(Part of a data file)

____

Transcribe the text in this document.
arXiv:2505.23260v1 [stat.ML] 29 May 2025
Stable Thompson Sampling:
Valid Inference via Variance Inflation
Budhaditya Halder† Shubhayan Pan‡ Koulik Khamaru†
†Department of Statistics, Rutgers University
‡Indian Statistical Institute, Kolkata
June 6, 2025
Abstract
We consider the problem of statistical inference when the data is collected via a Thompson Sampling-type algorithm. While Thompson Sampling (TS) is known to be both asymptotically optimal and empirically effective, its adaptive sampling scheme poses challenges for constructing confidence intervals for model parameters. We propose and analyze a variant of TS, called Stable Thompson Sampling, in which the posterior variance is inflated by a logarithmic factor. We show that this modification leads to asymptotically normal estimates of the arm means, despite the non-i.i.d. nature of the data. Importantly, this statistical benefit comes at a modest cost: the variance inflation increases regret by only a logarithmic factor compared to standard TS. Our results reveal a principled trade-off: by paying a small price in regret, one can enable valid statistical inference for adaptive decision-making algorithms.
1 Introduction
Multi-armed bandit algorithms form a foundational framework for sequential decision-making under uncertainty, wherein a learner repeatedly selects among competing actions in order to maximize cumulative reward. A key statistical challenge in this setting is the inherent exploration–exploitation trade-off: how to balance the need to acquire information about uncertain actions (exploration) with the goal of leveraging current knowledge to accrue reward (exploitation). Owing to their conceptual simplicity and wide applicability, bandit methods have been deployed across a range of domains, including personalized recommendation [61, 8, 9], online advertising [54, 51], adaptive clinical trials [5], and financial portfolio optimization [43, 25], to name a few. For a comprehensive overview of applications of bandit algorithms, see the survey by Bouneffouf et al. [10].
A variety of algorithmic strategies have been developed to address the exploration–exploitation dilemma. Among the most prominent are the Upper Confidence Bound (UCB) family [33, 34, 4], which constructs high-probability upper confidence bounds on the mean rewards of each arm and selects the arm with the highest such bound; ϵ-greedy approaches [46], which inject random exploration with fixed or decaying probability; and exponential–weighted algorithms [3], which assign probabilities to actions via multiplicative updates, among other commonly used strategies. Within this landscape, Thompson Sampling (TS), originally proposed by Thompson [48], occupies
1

____

• _Task to complete_:
Set down the entries verbatim, leaving none out.

• _Output_:
Transcribe the text in this document.
arXiv:2505.23260v1 [stat.ML] 29 May 2025
Stable Thompson Sampling:
Valid Inference via Variance Inflation
Budhaditya Halder† Shubhayan Pan‡ Koulik Khamaru†
†Department of Statistics, Rutgers University
‡Indian Statistical Institute, Kolkata
June 6, 2025
Abstract
We consider the problem of statistical inference when the data is collected via a Thompson Sampling-type algorithm. While Thompson Sampling (TS) is known to be both asymptotically optimal and empirically effective, its adaptive sampling scheme poses challenges for constructing confidence intervals for model parameters. We propose and analyze a variant of TS, called Stable Thompson Sampling, in which the posterior variance is inflated by a logarithmic factor. We show that this modification leads to asymptotically normal estimates of the arm means, despite the non-i.i.d. nature of the data. Importantly, this statistical benefit comes at a modest cost: the variance inflation increases regret by only a logarithmic factor compared to standard TS. Our results reveal a principled trade-off: by paying a small price in regret, one can enable valid statistical inference for adaptive decision-making algorithms.
1 Introduction
Multi-armed bandit algorithms form a foundational framework for sequential decision-making under uncertainty, wherein a learner repeatedly selects among competing actions in order to maximize cumulative reward. A key statistical challenge in this setting is the inherent exploration–exploitation trade-off: how to balance the need to acquire information about uncertain actions (exploration) with the goal of leveraging current knowledge to accrue reward (exploitation). Owing to their conceptual simplicity and wide applicability, bandit methods have been deployed across a range of domains, including personalized recommendation [61, 8, 9], online advertising [54, 51], adaptive clinical trials [5], and financial portfolio optimization [43, 25], to name a few. For a comprehensive overview of applications of bandit algorithms, see the survey by Bouneffouf et al. [10].
A variety of algorithmic strategies have been developed to address the exploration–exploitation dilemma. Among the most prominent are the Upper Confidence Bound (UCB) family [33, 34, 4], which constructs high-probability upper confidence bounds on the mean rewards of each arm and selects the arm with the highest such bound; ϵ-greedy approaches [46], which inject random exploration with fixed or decaying probability; and exponential–weighted algorithms [3], which assign probabilities to actions via multiplicative updates, among other commonly used strategies. Within this landscape, Thompson Sampling (TS), originally proposed by Thompson [48], occupies
1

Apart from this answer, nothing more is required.